What this task involves => Copy out each line of the material in which the word "their" appears.

** START Supplied material **

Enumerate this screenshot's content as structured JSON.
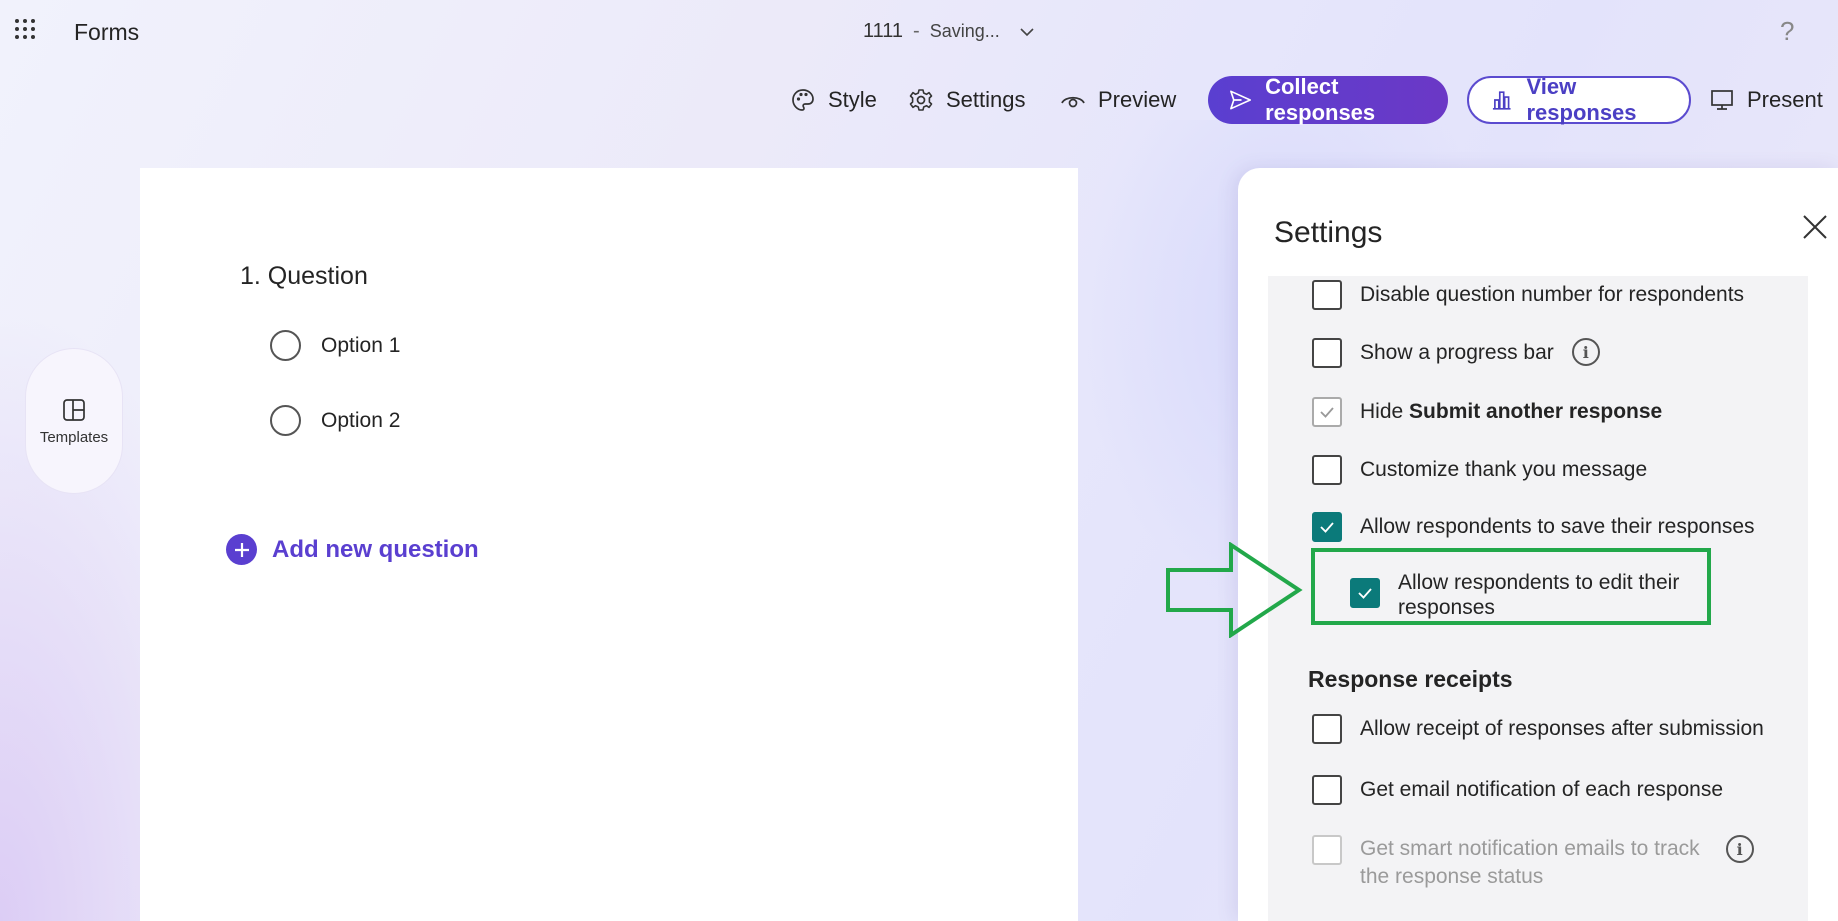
{
  "app": {
    "name": "Forms"
  },
  "doc": {
    "title": "1111",
    "separator": "-",
    "status": "Saving..."
  },
  "help": {
    "label": "?"
  },
  "toolbar": {
    "style": "Style",
    "settings": "Settings",
    "preview": "Preview",
    "collect": "Collect responses",
    "view": "View responses",
    "present": "Present"
  },
  "templates": {
    "label": "Templates"
  },
  "form": {
    "question": "1. Question",
    "options": [
      "Option 1",
      "Option 2"
    ],
    "add_question": "Add new question"
  },
  "settings": {
    "title": "Settings",
    "items": [
      {
        "label": "Disable question number for respondents",
        "checked": false
      },
      {
        "label": "Show a progress bar",
        "checked": false
      },
      {
        "label_prefix": "Hide ",
        "label_bold": "Submit another response",
        "checked": true,
        "disabled": true
      },
      {
        "label": "Customize thank you message",
        "checked": false
      },
      {
        "label": "Allow respondents to save their responses",
        "checked": true
      },
      {
        "label_line1": "Allow respondents to edit their",
        "label_line2": "responses",
        "checked": true
      }
    ],
    "receipts_heading": "Response receipts",
    "receipts": [
      {
        "label": "Allow receipt of responses after submission",
        "checked": false
      },
      {
        "label": "Get email notification of each response",
        "checked": false
      },
      {
        "label_line1": "Get smart notification emails to track",
        "label_line2": "the response status",
        "checked": false,
        "disabled": true
      }
    ]
  },
  "colors": {
    "accent": "#5a3fd0",
    "checkbox_checked": "#0b7a7a",
    "annotation_green": "#22a84a"
  }
}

** END Supplied material **

Written answer =>
        "label": "Allow respondents to save their responses",
        "label_line1": "Allow respondents to edit their",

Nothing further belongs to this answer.